▶ YOUR TASK
Give every entry again, word for word.

[Stored items from a collection]
☆ ☆ ☆ ☆
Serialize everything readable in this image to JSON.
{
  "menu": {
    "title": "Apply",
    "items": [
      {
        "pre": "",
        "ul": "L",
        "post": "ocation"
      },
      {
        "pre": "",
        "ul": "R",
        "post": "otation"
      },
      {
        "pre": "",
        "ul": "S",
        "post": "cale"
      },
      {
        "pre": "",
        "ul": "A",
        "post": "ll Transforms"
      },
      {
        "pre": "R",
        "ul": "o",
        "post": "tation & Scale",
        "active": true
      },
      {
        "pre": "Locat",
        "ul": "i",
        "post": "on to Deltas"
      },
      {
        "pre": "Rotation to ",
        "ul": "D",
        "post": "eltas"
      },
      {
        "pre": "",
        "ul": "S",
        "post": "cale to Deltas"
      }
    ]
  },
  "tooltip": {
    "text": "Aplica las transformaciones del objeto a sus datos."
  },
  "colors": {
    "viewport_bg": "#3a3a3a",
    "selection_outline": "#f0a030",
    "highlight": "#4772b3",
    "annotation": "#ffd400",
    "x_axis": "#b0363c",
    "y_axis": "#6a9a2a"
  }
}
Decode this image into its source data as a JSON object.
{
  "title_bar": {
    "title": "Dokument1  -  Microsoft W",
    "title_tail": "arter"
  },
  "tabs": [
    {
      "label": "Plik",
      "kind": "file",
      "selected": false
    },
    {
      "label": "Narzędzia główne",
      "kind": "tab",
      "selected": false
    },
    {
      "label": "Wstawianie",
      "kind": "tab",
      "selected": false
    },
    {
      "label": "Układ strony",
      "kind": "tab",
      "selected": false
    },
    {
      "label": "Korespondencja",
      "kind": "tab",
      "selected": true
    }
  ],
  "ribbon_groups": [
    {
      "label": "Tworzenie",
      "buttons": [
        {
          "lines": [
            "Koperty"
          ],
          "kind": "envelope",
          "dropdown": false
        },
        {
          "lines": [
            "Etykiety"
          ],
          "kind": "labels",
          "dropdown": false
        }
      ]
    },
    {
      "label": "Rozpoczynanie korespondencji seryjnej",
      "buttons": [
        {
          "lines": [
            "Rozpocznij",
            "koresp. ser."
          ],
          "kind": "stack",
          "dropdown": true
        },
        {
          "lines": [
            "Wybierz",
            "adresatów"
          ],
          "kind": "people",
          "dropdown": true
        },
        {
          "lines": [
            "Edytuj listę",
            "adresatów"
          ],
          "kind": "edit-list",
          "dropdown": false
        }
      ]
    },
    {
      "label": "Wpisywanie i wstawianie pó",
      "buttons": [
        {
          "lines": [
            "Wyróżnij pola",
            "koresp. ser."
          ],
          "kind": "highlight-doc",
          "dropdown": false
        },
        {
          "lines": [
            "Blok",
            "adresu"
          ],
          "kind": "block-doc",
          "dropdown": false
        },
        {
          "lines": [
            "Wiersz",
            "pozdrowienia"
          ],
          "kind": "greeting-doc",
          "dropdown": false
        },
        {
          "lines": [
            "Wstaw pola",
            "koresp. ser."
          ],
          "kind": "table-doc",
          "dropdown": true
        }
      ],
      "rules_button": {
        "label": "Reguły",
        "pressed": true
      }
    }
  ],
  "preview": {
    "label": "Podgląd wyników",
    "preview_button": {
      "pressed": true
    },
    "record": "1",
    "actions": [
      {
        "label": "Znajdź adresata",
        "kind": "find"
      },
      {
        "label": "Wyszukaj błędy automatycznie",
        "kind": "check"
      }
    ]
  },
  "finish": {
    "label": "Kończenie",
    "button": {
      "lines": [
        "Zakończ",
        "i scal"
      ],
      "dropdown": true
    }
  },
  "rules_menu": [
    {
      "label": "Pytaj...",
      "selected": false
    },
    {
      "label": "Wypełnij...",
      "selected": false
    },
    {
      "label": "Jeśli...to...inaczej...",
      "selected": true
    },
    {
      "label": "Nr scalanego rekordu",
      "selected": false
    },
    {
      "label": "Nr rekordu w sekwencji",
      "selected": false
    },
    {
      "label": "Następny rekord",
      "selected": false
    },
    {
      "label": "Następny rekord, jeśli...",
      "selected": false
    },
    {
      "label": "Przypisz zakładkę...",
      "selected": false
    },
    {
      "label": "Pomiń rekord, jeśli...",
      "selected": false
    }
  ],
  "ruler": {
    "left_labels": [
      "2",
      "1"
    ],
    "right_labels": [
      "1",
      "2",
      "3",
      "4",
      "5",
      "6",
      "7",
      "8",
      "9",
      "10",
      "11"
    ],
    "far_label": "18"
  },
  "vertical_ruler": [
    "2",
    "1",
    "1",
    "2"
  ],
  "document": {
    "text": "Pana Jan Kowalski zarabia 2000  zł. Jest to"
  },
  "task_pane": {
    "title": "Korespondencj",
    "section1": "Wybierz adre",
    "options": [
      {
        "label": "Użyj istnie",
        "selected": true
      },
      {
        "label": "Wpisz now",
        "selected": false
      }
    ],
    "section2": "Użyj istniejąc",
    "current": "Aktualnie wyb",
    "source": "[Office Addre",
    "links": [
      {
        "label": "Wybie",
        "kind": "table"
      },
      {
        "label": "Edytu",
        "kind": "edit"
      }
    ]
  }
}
☆ ☆ ☆ ☆
▶ TASK ANSWER
Serialize everything readable in this image to JSON.
{
  "menu": {
    "title": "Apply",
    "items": [
      {
        "pre": "",
        "ul": "L",
        "post": "ocation"
      },
      {
        "pre": "",
        "ul": "R",
        "post": "otation"
      },
      {
        "pre": "",
        "ul": "S",
        "post": "cale"
      },
      {
        "pre": "",
        "ul": "A",
        "post": "ll Transforms"
      },
      {
        "pre": "R",
        "ul": "o",
        "post": "tation & Scale",
        "active": true
      },
      {
        "pre": "Locat",
        "ul": "i",
        "post": "on to Deltas"
      },
      {
        "pre": "Rotation to ",
        "ul": "D",
        "post": "eltas"
      },
      {
        "pre": "",
        "ul": "S",
        "post": "cale to Deltas"
      }
    ]
  },
  "tooltip": {
    "text": "Aplica las transformaciones del objeto a sus datos."
  },
  "colors": {
    "viewport_bg": "#3a3a3a",
    "selection_outline": "#f0a030",
    "highlight": "#4772b3",
    "annotation": "#ffd400",
    "x_axis": "#b0363c",
    "y_axis": "#6a9a2a"
  }
}
Decode this image into its source data as a JSON object.
{
  "title_bar": {
    "title": "Dokument1  -  Microsoft W",
    "title_tail": "arter"
  },
  "tabs": [
    {
      "label": "Plik",
      "kind": "file",
      "selected": false
    },
    {
      "label": "Narzędzia główne",
      "kind": "tab",
      "selected": false
    },
    {
      "label": "Wstawianie",
      "kind": "tab",
      "selected": false
    },
    {
      "label": "Układ strony",
      "kind": "tab",
      "selected": false
    },
    {
      "label": "Korespondencja",
      "kind": "tab",
      "selected": true
    }
  ],
  "ribbon_groups": [
    {
      "label": "Tworzenie",
      "buttons": [
        {
          "lines": [
            "Koperty"
          ],
          "kind": "envelope",
          "dropdown": false
        },
        {
          "lines": [
            "Etykiety"
          ],
          "kind": "labels",
          "dropdown": false
        }
      ]
    },
    {
      "label": "Rozpoczynanie korespondencji seryjnej",
      "buttons": [
        {
          "lines": [
            "Rozpocznij",
            "koresp. ser."
          ],
          "kind": "stack",
          "dropdown": true
        },
        {
          "lines": [
            "Wybierz",
            "adresatów"
          ],
          "kind": "people",
          "dropdown": true
        },
        {
          "lines": [
            "Edytuj listę",
            "adresatów"
          ],
          "kind": "edit-list",
          "dropdown": false
        }
      ]
    },
    {
      "label": "Wpisywanie i wstawianie pó",
      "buttons": [
        {
          "lines": [
            "Wyróżnij pola",
            "koresp. ser."
          ],
          "kind": "highlight-doc",
          "dropdown": false
        },
        {
          "lines": [
            "Blok",
            "adresu"
          ],
          "kind": "block-doc",
          "dropdown": false
        },
        {
          "lines": [
            "Wiersz",
            "pozdrowienia"
          ],
          "kind": "greeting-doc",
          "dropdown": false
        },
        {
          "lines": [
            "Wstaw pola",
            "koresp. ser."
          ],
          "kind": "table-doc",
          "dropdown": true
        }
      ],
      "rules_button": {
        "label": "Reguły",
        "pressed": true
      }
    }
  ],
  "preview": {
    "label": "Podgląd wyników",
    "preview_button": {
      "pressed": true
    },
    "record": "1",
    "actions": [
      {
        "label": "Znajdź adresata",
        "kind": "find"
      },
      {
        "label": "Wyszukaj błędy automatycznie",
        "kind": "check"
      }
    ]
  },
  "finish": {
    "label": "Kończenie",
    "button": {
      "lines": [
        "Zakończ",
        "i scal"
      ],
      "dropdown": true
    }
  },
  "rules_menu": [
    {
      "label": "Pytaj...",
      "selected": false
    },
    {
      "label": "Wypełnij...",
      "selected": false
    },
    {
      "label": "Jeśli...to...inaczej...",
      "selected": true
    },
    {
      "label": "Nr scalanego rekordu",
      "selected": false
    },
    {
      "label": "Nr rekordu w sekwencji",
      "selected": false
    },
    {
      "label": "Następny rekord",
      "selected": false
    },
    {
      "label": "Następny rekord, jeśli...",
      "selected": false
    },
    {
      "label": "Przypisz zakładkę...",
      "selected": false
    },
    {
      "label": "Pomiń rekord, jeśli...",
      "selected": false
    }
  ],
  "ruler": {
    "left_labels": [
      "2",
      "1"
    ],
    "right_labels": [
      "1",
      "2",
      "3",
      "4",
      "5",
      "6",
      "7",
      "8",
      "9",
      "10",
      "11"
    ],
    "far_label": "18"
  },
  "vertical_ruler": [
    "2",
    "1",
    "1",
    "2"
  ],
  "document": {
    "text": "Pana Jan Kowalski zarabia 2000  zł. Jest to"
  },
  "task_pane": {
    "title": "Korespondencj",
    "section1": "Wybierz adre",
    "options": [
      {
        "label": "Użyj istnie",
        "selected": true
      },
      {
        "label": "Wpisz now",
        "selected": false
      }
    ],
    "section2": "Użyj istniejąc",
    "current": "Aktualnie wyb",
    "source": "[Office Addre",
    "links": [
      {
        "label": "Wybie",
        "kind": "table"
      },
      {
        "label": "Edytu",
        "kind": "edit"
      }
    ]
  }
}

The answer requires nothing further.